[SOURCE MATERIAL]:
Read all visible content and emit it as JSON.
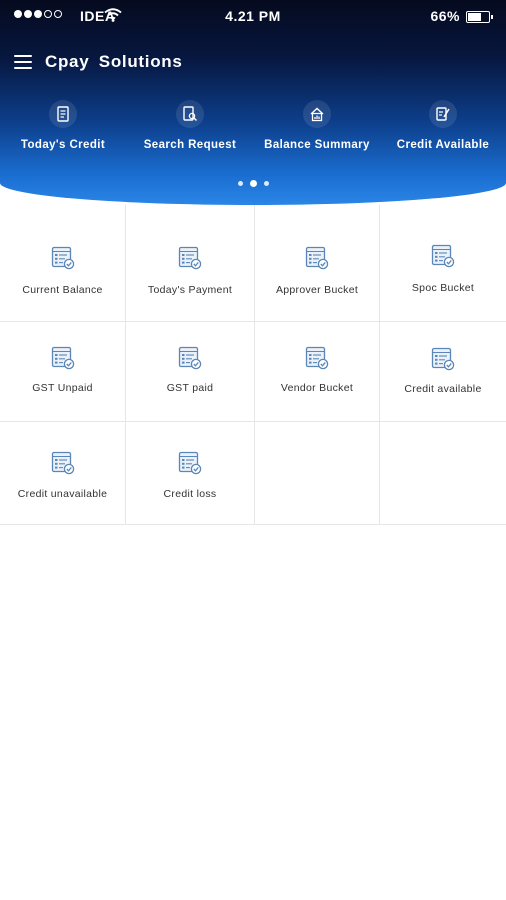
{
  "status_bar": {
    "carrier": "IDEA",
    "time": "4.21 PM",
    "battery_percent": "66%",
    "battery_level": 0.66
  },
  "app_bar": {
    "title": "Cpay  Solutions"
  },
  "quick_actions": [
    {
      "label": "Today's Credit",
      "icon": "document-icon"
    },
    {
      "label": "Search Request",
      "icon": "search-document-icon"
    },
    {
      "label": "Balance Summary",
      "icon": "home-chart-icon"
    },
    {
      "label": "Credit Available",
      "icon": "document-pen-icon"
    }
  ],
  "pager": {
    "pages": 3,
    "active": 1
  },
  "tiles": [
    {
      "label": "Current Balance"
    },
    {
      "label": "Today's Payment"
    },
    {
      "label": "Approver Bucket"
    },
    {
      "label": "Spoc Bucket"
    },
    {
      "label": "GST Unpaid"
    },
    {
      "label": "GST paid"
    },
    {
      "label": "Vendor Bucket"
    },
    {
      "label": "Credit available"
    },
    {
      "label": "Credit unavailable"
    },
    {
      "label": "Credit loss"
    }
  ],
  "colors": {
    "header_top": "#050a1e",
    "header_bottom": "#2a86e6",
    "icon_accent": "#5a87b8",
    "grid_line": "#e6e6e6"
  }
}
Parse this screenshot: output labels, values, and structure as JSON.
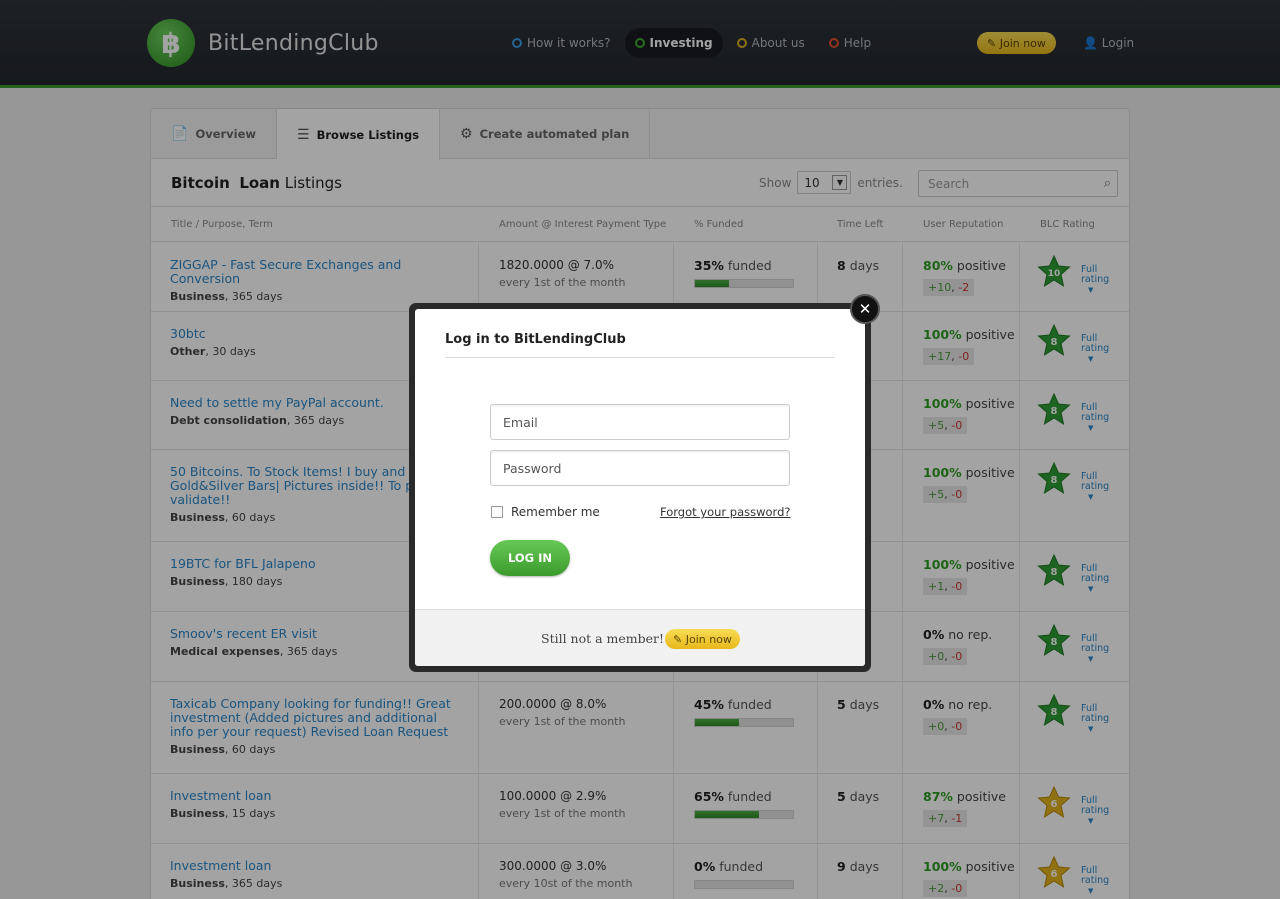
{
  "header": {
    "logo_symbol": "฿",
    "logo_text": "BitLendingClub",
    "nav": [
      {
        "label": "How it works?",
        "color": "#3b9be0"
      },
      {
        "label": "Investing",
        "color": "#3fae35"
      },
      {
        "label": "About us",
        "color": "#e0b31f"
      },
      {
        "label": "Help",
        "color": "#e0532f"
      }
    ],
    "join_label": "✎ Join now",
    "login_label": "Login"
  },
  "tabs": [
    {
      "icon": "📄",
      "label": "Overview"
    },
    {
      "icon": "☰",
      "label": "Browse Listings"
    },
    {
      "icon": "⚙",
      "label": "Create automated plan"
    }
  ],
  "listings_title": {
    "bold1": "Bitcoin",
    "bold2": "Loan",
    "rest": "Listings"
  },
  "show": {
    "label": "Show",
    "value": "10",
    "suffix": "entries."
  },
  "search_placeholder": "Search",
  "columns": [
    "Title / Purpose, Term",
    "Amount @ Interest Payment Type",
    "% Funded",
    "Time Left",
    "User Reputation",
    "BLC Rating"
  ],
  "full_rating": [
    "Full",
    "rating"
  ],
  "rows": [
    {
      "title": "ZIGGAP - Fast Secure Exchanges and Conversion",
      "cat": "Business",
      "term": ", 365 days",
      "amount": "1820.0000 @ 7.0%",
      "payment": "every 1st of the month",
      "funded": "35%",
      "funded_frac": 0.35,
      "time": "8",
      "rep": "80%",
      "rep_word": "positive",
      "plus": "+10",
      "minus": "-2",
      "rating": "10"
    },
    {
      "title": "30btc",
      "cat": "Other",
      "term": ", 30 days",
      "amount": "",
      "payment": "",
      "funded": "",
      "funded_frac": 0,
      "time": "",
      "rep": "100%",
      "rep_word": "positive",
      "plus": "+17",
      "minus": "-0",
      "rating": "8"
    },
    {
      "title": "Need to settle my PayPal account.",
      "cat": "Debt consolidation",
      "term": ", 365 days",
      "amount": "",
      "payment": "",
      "funded": "",
      "funded_frac": 0,
      "time": "",
      "rep": "100%",
      "rep_word": "positive",
      "plus": "+5",
      "minus": "-0",
      "rating": "8"
    },
    {
      "title": "50 Bitcoins. To Stock Items! I buy and sell Gold&Silver Bars| Pictures inside!! To proof validate!!",
      "cat": "Business",
      "term": ", 60 days",
      "amount": "",
      "payment": "",
      "funded": "",
      "funded_frac": 0,
      "time": "",
      "rep": "100%",
      "rep_word": "positive",
      "plus": "+5",
      "minus": "-0",
      "rating": "8"
    },
    {
      "title": "19BTC for BFL Jalapeno",
      "cat": "Business",
      "term": ", 180 days",
      "amount": "",
      "payment": "",
      "funded": "",
      "funded_frac": 0,
      "time": "",
      "rep": "100%",
      "rep_word": "positive",
      "plus": "+1",
      "minus": "-0",
      "rating": "8"
    },
    {
      "title": "Smoov's recent ER visit",
      "cat": "Medical expenses",
      "term": ", 365 days",
      "amount": "",
      "payment": "",
      "funded": "",
      "funded_frac": 0,
      "time": "",
      "rep": "0%",
      "rep_word": "no rep.",
      "plus": "+0",
      "minus": "-0",
      "rating": "8"
    },
    {
      "title": "Taxicab Company looking for funding!! Great investment (Added pictures and additional info per your request) Revised Loan Request",
      "cat": "Business",
      "term": ", 60 days",
      "amount": "200.0000 @ 8.0%",
      "payment": "every 1st of the month",
      "funded": "45%",
      "funded_frac": 0.45,
      "time": "5",
      "rep": "0%",
      "rep_word": "no rep.",
      "plus": "+0",
      "minus": "-0",
      "rating": "8"
    },
    {
      "title": "Investment loan",
      "cat": "Business",
      "term": ", 15 days",
      "amount": "100.0000 @ 2.9%",
      "payment": "every 1st of the month",
      "funded": "65%",
      "funded_frac": 0.65,
      "time": "5",
      "rep": "87%",
      "rep_word": "positive",
      "plus": "+7",
      "minus": "-1",
      "rating": "6"
    },
    {
      "title": "Investment loan",
      "cat": "Business",
      "term": ", 365 days",
      "amount": "300.0000 @ 3.0%",
      "payment": "every 10st of the month",
      "funded": "0%",
      "funded_frac": 0.0,
      "time": "9",
      "rep": "100%",
      "rep_word": "positive",
      "plus": "+2",
      "minus": "-0",
      "rating": "6"
    }
  ],
  "funded_word": "funded",
  "days_word": "days",
  "modal": {
    "title": "Log in to BitLendingClub",
    "email_placeholder": "Email",
    "password_placeholder": "Password",
    "remember_label": "Remember me",
    "forgot_label": "Forgot your password?",
    "login_label": "LOG IN",
    "footer_text": "Still not a member!",
    "footer_join": "✎ Join now",
    "close": "✕"
  }
}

[DESCRIPTION OF THE TASK]:
The records above need to be given again exactly. Omit the pictures.

[COMPLETED TASK]:
Read all visible content and emit it as JSON.
{
  "status_bar": {
    "carrier": "IDEA",
    "time": "4.21 PM",
    "battery_percent": "66%",
    "battery_level": 0.66
  },
  "app_bar": {
    "title": "Cpay  Solutions"
  },
  "quick_actions": [
    {
      "label": "Today's Credit",
      "icon": "document-icon"
    },
    {
      "label": "Search Request",
      "icon": "search-document-icon"
    },
    {
      "label": "Balance Summary",
      "icon": "home-chart-icon"
    },
    {
      "label": "Credit Available",
      "icon": "document-pen-icon"
    }
  ],
  "pager": {
    "pages": 3,
    "active": 1
  },
  "tiles": [
    {
      "label": "Current Balance"
    },
    {
      "label": "Today's Payment"
    },
    {
      "label": "Approver Bucket"
    },
    {
      "label": "Spoc Bucket"
    },
    {
      "label": "GST Unpaid"
    },
    {
      "label": "GST paid"
    },
    {
      "label": "Vendor Bucket"
    },
    {
      "label": "Credit available"
    },
    {
      "label": "Credit unavailable"
    },
    {
      "label": "Credit loss"
    }
  ],
  "colors": {
    "header_top": "#050a1e",
    "header_bottom": "#2a86e6",
    "icon_accent": "#5a87b8",
    "grid_line": "#e6e6e6"
  }
}
Parse this screenshot: output labels, values, and structure as JSON.
{
  "header": {
    "logo_symbol": "฿",
    "logo_text": "BitLendingClub",
    "nav": [
      {
        "label": "How it works?",
        "color": "#3b9be0"
      },
      {
        "label": "Investing",
        "color": "#3fae35"
      },
      {
        "label": "About us",
        "color": "#e0b31f"
      },
      {
        "label": "Help",
        "color": "#e0532f"
      }
    ],
    "join_label": "✎ Join now",
    "login_label": "Login"
  },
  "tabs": [
    {
      "icon": "📄",
      "label": "Overview"
    },
    {
      "icon": "☰",
      "label": "Browse Listings"
    },
    {
      "icon": "⚙",
      "label": "Create automated plan"
    }
  ],
  "listings_title": {
    "bold1": "Bitcoin",
    "bold2": "Loan",
    "rest": "Listings"
  },
  "show": {
    "label": "Show",
    "value": "10",
    "suffix": "entries."
  },
  "search_placeholder": "Search",
  "columns": [
    "Title / Purpose, Term",
    "Amount @ Interest Payment Type",
    "% Funded",
    "Time Left",
    "User Reputation",
    "BLC Rating"
  ],
  "full_rating": [
    "Full",
    "rating"
  ],
  "rows": [
    {
      "title": "ZIGGAP - Fast Secure Exchanges and Conversion",
      "cat": "Business",
      "term": ", 365 days",
      "amount": "1820.0000 @ 7.0%",
      "payment": "every 1st of the month",
      "funded": "35%",
      "funded_frac": 0.35,
      "time": "8",
      "rep": "80%",
      "rep_word": "positive",
      "plus": "+10",
      "minus": "-2",
      "rating": "10"
    },
    {
      "title": "30btc",
      "cat": "Other",
      "term": ", 30 days",
      "amount": "",
      "payment": "",
      "funded": "",
      "funded_frac": 0,
      "time": "",
      "rep": "100%",
      "rep_word": "positive",
      "plus": "+17",
      "minus": "-0",
      "rating": "8"
    },
    {
      "title": "Need to settle my PayPal account.",
      "cat": "Debt consolidation",
      "term": ", 365 days",
      "amount": "",
      "payment": "",
      "funded": "",
      "funded_frac": 0,
      "time": "",
      "rep": "100%",
      "rep_word": "positive",
      "plus": "+5",
      "minus": "-0",
      "rating": "8"
    },
    {
      "title": "50 Bitcoins. To Stock Items! I buy and sell Gold&Silver Bars| Pictures inside!! To proof validate!!",
      "cat": "Business",
      "term": ", 60 days",
      "amount": "",
      "payment": "",
      "funded": "",
      "funded_frac": 0,
      "time": "",
      "rep": "100%",
      "rep_word": "positive",
      "plus": "+5",
      "minus": "-0",
      "rating": "8"
    },
    {
      "title": "19BTC for BFL Jalapeno",
      "cat": "Business",
      "term": ", 180 days",
      "amount": "",
      "payment": "",
      "funded": "",
      "funded_frac": 0,
      "time": "",
      "rep": "100%",
      "rep_word": "positive",
      "plus": "+1",
      "minus": "-0",
      "rating": "8"
    },
    {
      "title": "Smoov's recent ER visit",
      "cat": "Medical expenses",
      "term": ", 365 days",
      "amount": "",
      "payment": "",
      "funded": "",
      "funded_frac": 0,
      "time": "",
      "rep": "0%",
      "rep_word": "no rep.",
      "plus": "+0",
      "minus": "-0",
      "rating": "8"
    },
    {
      "title": "Taxicab Company looking for funding!! Great investment (Added pictures and additional info per your request) Revised Loan Request",
      "cat": "Business",
      "term": ", 60 days",
      "amount": "200.0000 @ 8.0%",
      "payment": "every 1st of the month",
      "funded": "45%",
      "funded_frac": 0.45,
      "time": "5",
      "rep": "0%",
      "rep_word": "no rep.",
      "plus": "+0",
      "minus": "-0",
      "rating": "8"
    },
    {
      "title": "Investment loan",
      "cat": "Business",
      "term": ", 15 days",
      "amount": "100.0000 @ 2.9%",
      "payment": "every 1st of the month",
      "funded": "65%",
      "funded_frac": 0.65,
      "time": "5",
      "rep": "87%",
      "rep_word": "positive",
      "plus": "+7",
      "minus": "-1",
      "rating": "6"
    },
    {
      "title": "Investment loan",
      "cat": "Business",
      "term": ", 365 days",
      "amount": "300.0000 @ 3.0%",
      "payment": "every 10st of the month",
      "funded": "0%",
      "funded_frac": 0.0,
      "time": "9",
      "rep": "100%",
      "rep_word": "positive",
      "plus": "+2",
      "minus": "-0",
      "rating": "6"
    }
  ],
  "funded_word": "funded",
  "days_word": "days",
  "modal": {
    "title": "Log in to BitLendingClub",
    "email_placeholder": "Email",
    "password_placeholder": "Password",
    "remember_label": "Remember me",
    "forgot_label": "Forgot your password?",
    "login_label": "LOG IN",
    "footer_text": "Still not a member!",
    "footer_join": "✎ Join now",
    "close": "✕"
  }
}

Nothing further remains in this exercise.